→ Passage to read:

For last year's BB&T Classic matchup, Mike Lonergan famously took his team from Foggy Bottom to Chinatown via the Metro - only to have VCU later ruin the ride by handing George Washington a 15-point loss.

For this year's matchup against Manhattan, the Colonials' coach is sticking with public transportation plan for the 15-block trip. However, he's hoping his new building blocks alter the game result.

"Hopefully, we'll play better this year," Lonergan said. The opportunity commences Sunday at 12:15 in the first game of the doubleheader, followed by Maryland versus George Mason.

Through six games, the Colonials (3-3) have been better in spots, especially regarding offensive efficiency and defense. However, scoring and overall inconsistency remain. That's hardly a stunner considering George Washington sports four new starters, including three freshmen.

That stands in contrast to a Manhattan (2-3) squad that returns five starters from a 21-win team, though the Jaspers have already suffered road losses at Louisville, Harvard and Dayton.

On Monday, George Washington couldn't take advantage of its home court advantage against Mount St. Mary's, falling 65-56. Two days later in Harrisonburg, Va., the Colonial kids led the way to a 55-54 triumph at James Madison. Guard Joe McDonald and center Kevin Larsen each scored 12 points while fellow freshman Patricio Garino drained a 3-pointer in the closing minutes during the decisive 7-2 run.

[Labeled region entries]
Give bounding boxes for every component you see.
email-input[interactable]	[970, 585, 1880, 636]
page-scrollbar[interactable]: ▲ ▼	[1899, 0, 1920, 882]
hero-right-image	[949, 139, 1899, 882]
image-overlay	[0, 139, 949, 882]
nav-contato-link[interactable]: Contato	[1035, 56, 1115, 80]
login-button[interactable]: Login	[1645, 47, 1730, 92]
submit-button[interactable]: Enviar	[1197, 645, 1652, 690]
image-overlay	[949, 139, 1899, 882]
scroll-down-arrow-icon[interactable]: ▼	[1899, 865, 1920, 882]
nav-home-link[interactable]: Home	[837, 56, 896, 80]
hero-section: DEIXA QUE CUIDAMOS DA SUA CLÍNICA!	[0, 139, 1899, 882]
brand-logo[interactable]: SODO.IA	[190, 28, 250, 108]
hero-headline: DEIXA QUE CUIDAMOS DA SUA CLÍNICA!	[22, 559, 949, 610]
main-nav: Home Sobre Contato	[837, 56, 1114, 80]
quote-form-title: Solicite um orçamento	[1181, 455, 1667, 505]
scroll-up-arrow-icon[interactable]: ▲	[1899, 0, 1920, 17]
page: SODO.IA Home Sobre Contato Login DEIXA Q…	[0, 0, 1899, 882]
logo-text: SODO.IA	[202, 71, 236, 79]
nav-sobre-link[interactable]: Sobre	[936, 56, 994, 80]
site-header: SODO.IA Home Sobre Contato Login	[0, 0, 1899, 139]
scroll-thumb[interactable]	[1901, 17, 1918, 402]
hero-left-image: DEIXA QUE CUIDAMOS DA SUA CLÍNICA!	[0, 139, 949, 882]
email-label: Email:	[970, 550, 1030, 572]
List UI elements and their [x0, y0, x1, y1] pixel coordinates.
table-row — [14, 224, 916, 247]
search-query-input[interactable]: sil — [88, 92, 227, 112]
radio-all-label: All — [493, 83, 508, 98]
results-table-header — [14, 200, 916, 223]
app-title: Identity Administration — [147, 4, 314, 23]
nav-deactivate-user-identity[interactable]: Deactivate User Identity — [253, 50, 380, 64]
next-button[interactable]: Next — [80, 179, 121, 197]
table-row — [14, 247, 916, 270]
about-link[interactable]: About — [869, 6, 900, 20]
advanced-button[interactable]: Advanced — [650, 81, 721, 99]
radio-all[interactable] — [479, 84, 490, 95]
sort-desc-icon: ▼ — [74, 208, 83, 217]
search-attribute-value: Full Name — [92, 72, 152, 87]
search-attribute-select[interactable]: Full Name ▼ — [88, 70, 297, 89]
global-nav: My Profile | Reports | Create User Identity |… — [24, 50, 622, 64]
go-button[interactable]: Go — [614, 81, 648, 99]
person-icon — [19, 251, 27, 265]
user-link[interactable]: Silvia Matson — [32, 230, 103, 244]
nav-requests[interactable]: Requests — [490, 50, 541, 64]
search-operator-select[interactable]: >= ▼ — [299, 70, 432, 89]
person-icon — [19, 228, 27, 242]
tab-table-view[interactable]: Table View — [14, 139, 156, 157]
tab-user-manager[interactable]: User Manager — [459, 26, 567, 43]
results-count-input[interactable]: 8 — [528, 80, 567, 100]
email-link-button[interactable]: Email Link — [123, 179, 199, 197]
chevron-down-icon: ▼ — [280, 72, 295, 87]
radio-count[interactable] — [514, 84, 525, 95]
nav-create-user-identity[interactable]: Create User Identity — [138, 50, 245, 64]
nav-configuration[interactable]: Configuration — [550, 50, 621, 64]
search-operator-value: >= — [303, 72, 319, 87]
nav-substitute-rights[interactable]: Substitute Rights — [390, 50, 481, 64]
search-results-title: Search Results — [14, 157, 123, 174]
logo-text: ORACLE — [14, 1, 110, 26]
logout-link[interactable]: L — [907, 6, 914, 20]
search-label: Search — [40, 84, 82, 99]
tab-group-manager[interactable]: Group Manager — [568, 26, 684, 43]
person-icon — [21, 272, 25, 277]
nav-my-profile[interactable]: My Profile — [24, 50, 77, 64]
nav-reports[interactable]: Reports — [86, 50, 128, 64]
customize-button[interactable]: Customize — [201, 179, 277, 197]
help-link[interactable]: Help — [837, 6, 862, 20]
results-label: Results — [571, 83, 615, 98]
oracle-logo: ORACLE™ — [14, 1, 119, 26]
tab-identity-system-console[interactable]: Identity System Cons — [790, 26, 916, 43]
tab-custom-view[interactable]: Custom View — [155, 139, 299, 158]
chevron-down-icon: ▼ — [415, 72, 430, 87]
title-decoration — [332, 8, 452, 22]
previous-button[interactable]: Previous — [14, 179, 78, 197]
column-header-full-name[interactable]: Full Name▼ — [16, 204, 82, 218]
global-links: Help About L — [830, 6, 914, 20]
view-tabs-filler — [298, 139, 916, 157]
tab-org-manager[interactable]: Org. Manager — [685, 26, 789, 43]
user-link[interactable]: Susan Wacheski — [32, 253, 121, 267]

→ Set tasks:
1. In the basketball preview, how many starters does Manhattan return, and from what kind of team?
2. Reproduce word for word the part of the basketball preview between "For last year's" and "the game result.", inclusive.
Those lines are not needed for any of the work here.

→ Responses in order:
1. Manhattan returns five starters from a 21-win team.

2.
For last year's BB&T Classic matchup, Mike Lonergan famously took his team from Foggy Bottom to Chinatown via the Metro - only to have VCU later ruin the ride by handing George Washington a 15-point loss.

For this year's matchup against Manhattan, the Colonials' coach is sticking with public transportation plan for the 15-block trip. However, he's hoping his new building blocks alter the game result.